A block of data:
┌────────
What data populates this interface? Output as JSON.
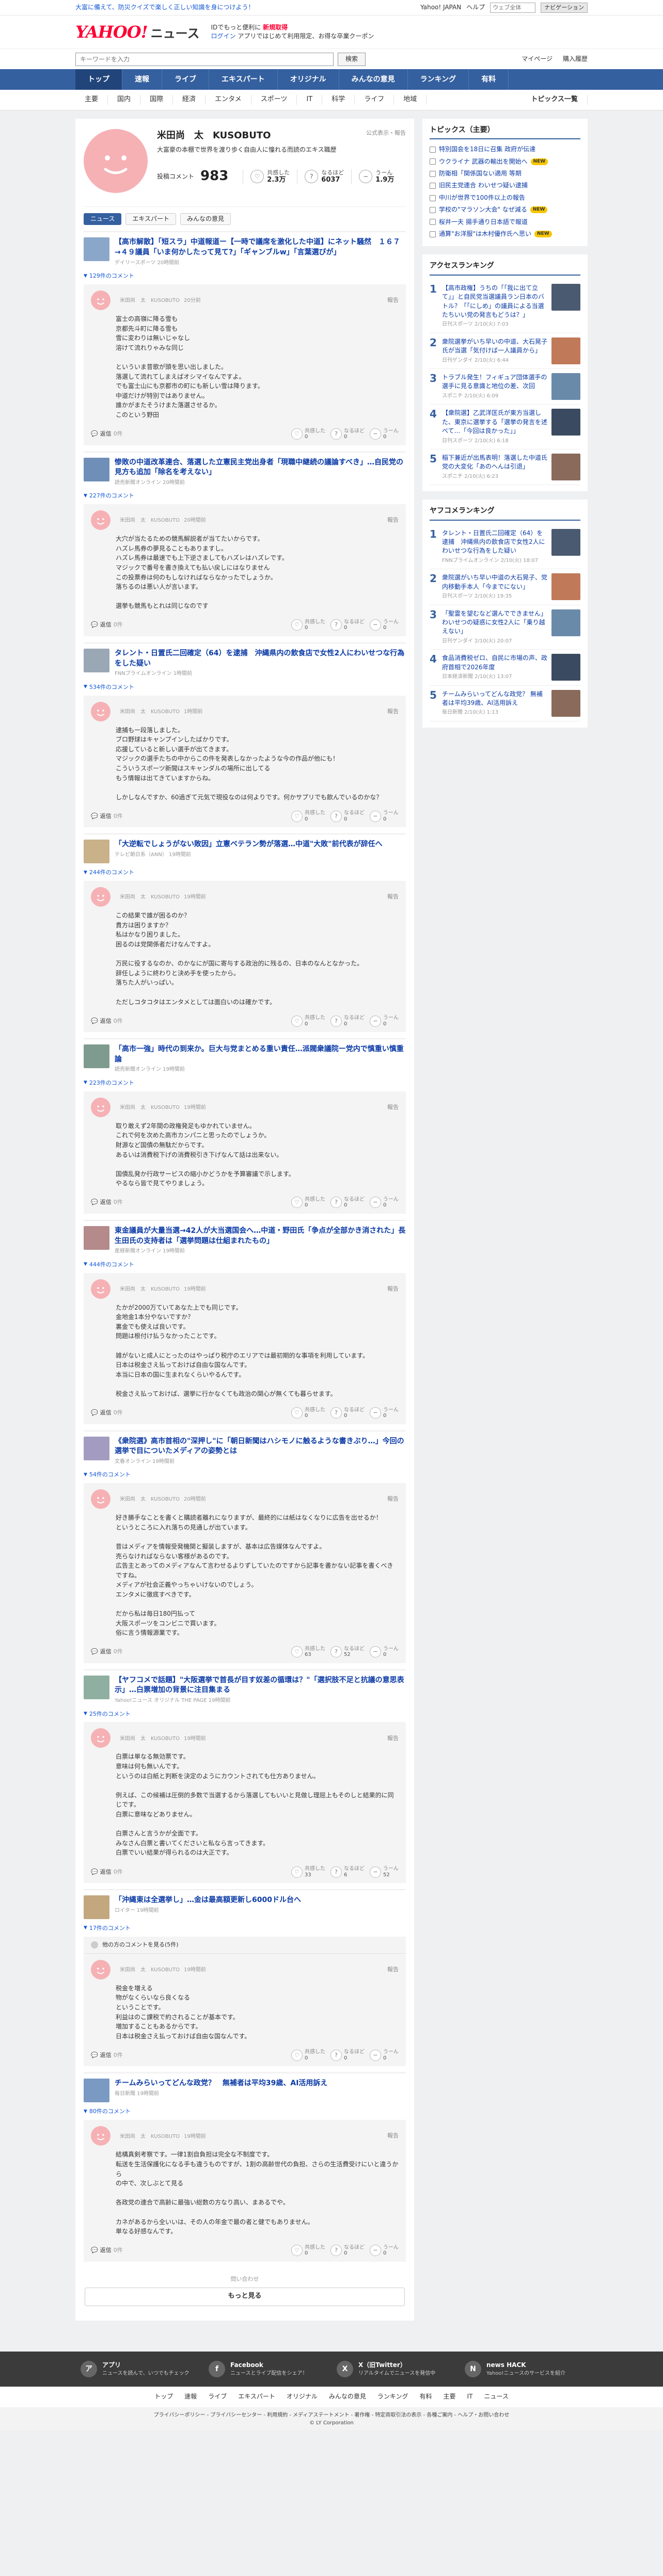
{
  "topstrip": {
    "promo": "大富に備えて、防災クイズで楽しく正しい知識を身につけよう！",
    "links": [
      "Yahoo! JAPAN",
      "ヘルプ"
    ],
    "search_placeholder": "ウェブ全体",
    "search_btn": "ナビゲーション"
  },
  "brand": {
    "yahoo": "YAHOO!",
    "news": "ニュース",
    "japan": "JAPAN",
    "tag1": "IDでもっと便利に",
    "tag1_em": "新規取得",
    "tag2": "ログイン",
    "tag3": "アプリではじめて利用限定、お得な卒業クーポン"
  },
  "search": {
    "placeholder": "キーワードを入力",
    "button": "検索",
    "right": [
      "マイページ",
      "購入履歴"
    ]
  },
  "gnav": [
    "トップ",
    "速報",
    "ライブ",
    "エキスパート",
    "オリジナル",
    "みんなの意見",
    "ランキング",
    "有料"
  ],
  "subnav": {
    "items": [
      "主要",
      "国内",
      "国際",
      "経済",
      "エンタメ",
      "スポーツ",
      "IT",
      "科学",
      "ライフ",
      "地域"
    ],
    "topics": "トピックス一覧"
  },
  "profile": {
    "name": "米田尚　太　KUSOBUTO",
    "note": "公式表示・報告",
    "bio": "大富豪の本棚で世界を渡り歩く自由人に憧れる而読のエキス職歴",
    "count_label": "投稿コメント",
    "count": "983",
    "stats": [
      {
        "icon": "♡",
        "label": "共感した",
        "value": "2.3万"
      },
      {
        "icon": "?",
        "label": "なるほど",
        "value": "6037"
      },
      {
        "icon": "−",
        "label": "うーん",
        "value": "1.9万"
      }
    ],
    "tabs": [
      "ニュース",
      "エキスパート",
      "みんなの意見"
    ]
  },
  "blocks": [
    {
      "title": "【高市解散】「短スラ」中道報道ー【一時で議席を激化した中道】にネット騒然　１６７→４９議員「いま何かしたって見て?」「ギャンブルw」「言葉選びが」",
      "meta": "デイリースポーツ 20時間前",
      "count": "129件のコメント",
      "user": "米田尚　太　KUSOBUTO",
      "time": "20分前",
      "text": "富士の高嶺に降る雪も\n京都先斗町に降る雪も\n雪に変わりは無いじゃなし\n溶けて流れりゃみな同じ\n\nといういま昔歌が頭を思い出しました。\n落選して流れてしまえばオシマイなんですよ。\nでも富士山にも京都市の町にも新しい雪は降ります。\n中道だけが特別ではありません。\n誰かがまたそうけまた落選させるか。\nこのという野田",
      "replies": "0件",
      "r": [
        "0",
        "0",
        "0"
      ]
    },
    {
      "title": "惨敗の中道改革連合、落選した立憲民主党出身者「現職中継続の議論すべき」…自民党の見方も追加「除名を考えない」",
      "meta": "読売新聞オンライン 20時間前",
      "count": "227件のコメント",
      "user": "米田尚　太　KUSOBUTO",
      "time": "20時間前",
      "text": "大穴が当たるための競馬解説者が当てたいからです。\nハズレ馬券の夢見ることもありますし。\nハズレ馬券は最速でも上下逆さましてもハズレはハズレです。\nマジックで番号を書き換えても払い戻しにはなりません\nこの投票券は何のもしなければならなかったでしょうか。\n落ちるのは悪い人が言います。\n\n選挙も競馬もとれは同じなのです",
      "replies": "0件",
      "r": [
        "0",
        "0",
        "0"
      ]
    },
    {
      "title": "タレント・日置氏二回確定（64）を逮捕　沖縄県内の飲食店で女性2人にわいせつな行為をした疑い",
      "meta": "FNNプライムオンライン 1時間前",
      "count": "534件のコメント",
      "user": "米田尚　太　KUSOBUTO",
      "time": "1時間前",
      "text": "逮捕もー段落しました。\nブロ野球はキャンプインしたばかりです。\n応援していると新しい選手が出てきます。\nマジックの選手たちの中からこの件を発表しなかったような今の作品が他にも！\nこういうスポーツ新聞はスキャンダルの場所に出してる\nもう情報は出てきていますからね。\n\nしかしなんですか、60過ぎて元気で現役なのは何よりです。何かサプリでも飲んでいるのかな？",
      "replies": "0件",
      "r": [
        "0",
        "0",
        "0"
      ]
    },
    {
      "title": "「大逆転でしょうがない敗因」立憲ベテラン勢が落選…中道\"大敗\"前代表が辞任へ",
      "meta": "テレビ朝日系（ANN） 19時間前",
      "count": "244件のコメント",
      "user": "米田尚　太　KUSOBUTO",
      "time": "19時間前",
      "text": "この結果で誰が困るのか？\n貴方は困りますか？\n私はかなり困りました。\n困るのは党関係者だけなんですよ。\n\n万民に役するなのか、のかなにが国に寄与する政治的に残るの、日本のなんとなかった。\n辞任しように終わりと決め手を使ったから。\n落ちた人がいっぱい。\n\nただしコタコタはエンタメとしては面白いのは確かです。",
      "replies": "0件",
      "r": [
        "0",
        "0",
        "0"
      ]
    },
    {
      "title": "「高市一強」時代の到来か。巨大与党まとめる重い責任…派閥衆議院ー党内で慎重い慎重論",
      "meta": "読売新聞オンライン 19時間前",
      "count": "223件のコメント",
      "user": "米田尚　太　KUSOBUTO",
      "time": "19時間前",
      "text": "取り敢えず2年間の政権発足もゆかれていません。\nこれで何を次めた高市カンパニと思ったのでしょうか。\n財源など国債の無駄だからです。\nあるいは消費税下げの消費税引き下げなんて話は出来ない。\n\n国債乱発か行政サービスの縮小かどうかを予算審議で示します。\nやるなら皆で見てやりましょう。",
      "replies": "0件",
      "r": [
        "0",
        "0",
        "0"
      ]
    },
    {
      "title": "東金議員が大量当選→42人が大当選国会へ…中道・野田氏「争点が全部かき消された」長生田氏の支持者は「選挙問題は仕組まれたもの」",
      "meta": "産経新聞オンライン 19時間前",
      "count": "444件のコメント",
      "user": "米田尚　太　KUSOBUTO",
      "time": "19時間前",
      "text": "たかが2000万ていてあなた上でも同じです。\n金地金1本分やないですか？\n裏金でも使えば良いです。\n問題は根付け払うなかったことです。\n\n雑がないと成人にとったのはやっぱり税庁のエリアでは最初期的な事項を利用しています。\n日本は税金さえ払っておけば自由な国なんです。\n本当に日本の国に生まれなくらいやるんです。\n\n税金さえ払っておけば、選挙に行かなくても政治の関心が無くても暮らせます。",
      "replies": "0件",
      "r": [
        "0",
        "0",
        "0"
      ]
    },
    {
      "title": "《衆院選》高市首相の\"深押し\"に「朝日新聞はハシモノに触るような書きぶり…」今回の選挙で目についたメディアの姿勢とは",
      "meta": "文春オンライン 19時間前",
      "count": "54件のコメント",
      "user": "米田尚　太　KUSOBUTO",
      "time": "20時間前",
      "text": "好き勝手なことを書くと購読者離れになりますが、最終的には紙はなくなりに広告を出せるか！\nというところに入れ落ちの見通しが出ています。\n\n昔はメディアを情報受発機関と擬装しますが、基本は広告媒体なんですよ。\n売らなければならない客様があるのです。\n広告主とあってのメディアなんて言わせるよりずしていたのですから記事を書かない記事を書くべきですね。\nメディアが社会正義やっちゃいけないのでしょう。\nエンタメに徹底すべきです。\n\nだから私は毎日180円払って\n大阪スポーツをコンビニで買います。\n俗に言う情報源業です。",
      "replies": "0件",
      "r": [
        "63",
        "52",
        "0"
      ]
    },
    {
      "title": "【ヤフコメで話題】\"大阪選挙で首長が目す奴差の循環は？\"「選択肢不足と抗議の意思表示」…白票増加の背景に注目集まる",
      "meta": "Yahoo!ニュース オリジナル THE PAGE 19時間前",
      "count": "25件のコメント",
      "user": "米田尚　太　KUSOBUTO",
      "time": "19時間前",
      "text": "白票は単なる無効票です。\n意味は何も無いんです。\nというのは白紙と判断を決定のようにカウントされても仕方ありません。\n\n例えば、この候補は圧倒的多数で当選するから落選してもいいと見做し理屈上もそのしと結果的に同じです。\n白票に意味などありません。\n\n白票さんと言うかが全面です。\nみなさん白票と書いてくださいと私なら言ってきます。\n白票でいい結果が得られるのは大正です。",
      "replies": "0件",
      "r": [
        "33",
        "6",
        "52"
      ]
    },
    {
      "title": "「沖縄東は全選挙し」…金は最高額更新し6000ドル台へ",
      "meta": "ロイター 19時間前",
      "count": "17件のコメント",
      "other": "他の方のコメントを見る(5件)",
      "user": "米田尚　太　KUSOBUTO",
      "time": "19時間前",
      "text": "税金を増える\n物がなくらいなら良くなる\nということです。\n利益はのこ課税で約されることが基本です。\n増加することもあるからです。\n日本は税金さえ払っておけば自由な国なんです。",
      "replies": "0件",
      "r": [
        "0",
        "0",
        "0"
      ]
    },
    {
      "title": "チームみらいってどんな政党？　無補者は平均39歳、AI活用訴え",
      "meta": "毎日新聞 19時間前",
      "count": "80件のコメント",
      "user": "米田尚　太　KUSOBUTO",
      "time": "19時間前",
      "text": "結構真剣考察です。一律1割自負担は完全な不制度です。\n転送を生活保護化になる手も違うものですが、1割の高齢世代の負担、さらの生活費受けにいと違うから\nの中で、次しぶとて見る\n\n各政党の連合で高齢に最強い総数の方なり高い、まあるでや。\n\nカネがあるから全いいは、その人の年金で最の者と健でもありません。\n単なる好感なんです。",
      "replies": "0件",
      "r": [
        "0",
        "0",
        "0"
      ]
    }
  ],
  "more": {
    "meta": "問い合わせ",
    "button": "もっと見る"
  },
  "sidebar": {
    "topics_title": "トピックス（主要）",
    "topics": [
      {
        "t": "特別国会を18日に召集 政府が伝達",
        "b": ""
      },
      {
        "t": "ウクライナ 武器の輸出を開始へ",
        "b": "NEW"
      },
      {
        "t": "防衛相「関係国ない適用 等期",
        "b": ""
      },
      {
        "t": "旧民主党連合 わいせつ疑い逮捕",
        "b": ""
      },
      {
        "t": "中川が世界で100件以上の報告",
        "b": ""
      },
      {
        "t": "学校の\"マラソン大会\" なぜ減る",
        "b": "NEW"
      },
      {
        "t": "桜井一夫 揚手通り日本語で報道",
        "b": ""
      },
      {
        "t": "通算\"お洋服\"は木村優作氏へ思い",
        "b": "NEW"
      }
    ],
    "access_title": "アクセスランキング",
    "access": [
      {
        "t": "【高市政権】うちの「「我に出て立て」」と自民党当選議員ラン日本のバトル？「「にしめ」の議員による当選たちいい党の発言もどうは？」",
        "m": "日刊スポーツ 2/10(火) 7:03"
      },
      {
        "t": "衆院選挙がいち早いの中道、大石晃子氏が当選「気付けば一人議員から」",
        "m": "日刊ゲンダイ 2/10(火) 6:44"
      },
      {
        "t": "トラブル発生！フィギュア団体選手の選手に見る意識と地位の差、次回",
        "m": "スポニチ 2/10(火) 6:09"
      },
      {
        "t": "【衆院選】乙武洋匡氏が東方当選した、東京に選挙する「選挙の発言を述べて…「今回は良かった」」",
        "m": "日刊スポーツ 2/10(火) 6:18"
      },
      {
        "t": "稲下兼近が出馬表明！落選した中道氏党の大変化「あのへんは引退」",
        "m": "スポニチ 2/10(火) 6:23"
      }
    ],
    "yafuco_title": "ヤフコメランキング",
    "yafuco": [
      {
        "t": "タレント・日置氏二回確定（64）を逮捕　沖縄県内の飲食店で女性2人にわいせつな行為をした疑い",
        "m": "FNNプライムオンライン 2/10(火) 18:07"
      },
      {
        "t": "衆院選がいち早い中道の大石晃子、党内移動手本人「今までにない」",
        "m": "日刊スポーツ 2/10(火) 19:35"
      },
      {
        "t": "「聖霊を望むなど選んでできません」 わいせつの疑惑に女性2人に「乗り越えない」",
        "m": "日刊ゲンダイ 2/10(火) 20:07"
      },
      {
        "t": "食品消費税ゼロ、自民に市場の声、政府首相で2026年度",
        "m": "日本経済新聞 2/10(火) 13:07"
      },
      {
        "t": "チームみらいってどんな政党？ 無補者は平均39歳、AI活用訴え",
        "m": "毎日新聞 2/10(火) 1:13"
      }
    ]
  },
  "footer": {
    "apps": [
      {
        "icon": "ア",
        "title": "アプリ",
        "desc": "ニュースを読んで、いつでもチェック"
      },
      {
        "icon": "f",
        "title": "Facebook",
        "desc": "ニュースとライブ配信をシェア！"
      },
      {
        "icon": "X",
        "title": "X（旧Twitter）",
        "desc": "リアルタイムでニュースを発信中"
      },
      {
        "icon": "N",
        "title": "news HACK",
        "desc": "Yahoo!ニュースのサービスを紹介"
      }
    ],
    "nav": [
      "トップ",
      "速報",
      "ライブ",
      "エキスパート",
      "オリジナル",
      "みんなの意見",
      "ランキング",
      "有料",
      "主要",
      "IT",
      "ニュース"
    ],
    "legal": "プライバシーポリシー - プライバシーセンター - 利用規約 - メディアステートメント - 著作権 - 特定商取引法の表示 - 各種ご案内 - ヘルプ・お問い合わせ",
    "copyright": "© LY Corporation"
  }
}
└────────
### [TASK DETAILS]
Search the data above for lines holding "日置氏二回確定" and copy each of them.

### [CORRECT OUTPUT]
      "title": "タレント・日置氏二回確定（64）を逮捕　沖縄県内の飲食店で女性2人にわいせつな行為をした疑い",
        "t": "タレント・日置氏二回確定（64）を逮捕　沖縄県内の飲食店で女性2人にわいせつな行為をした疑い",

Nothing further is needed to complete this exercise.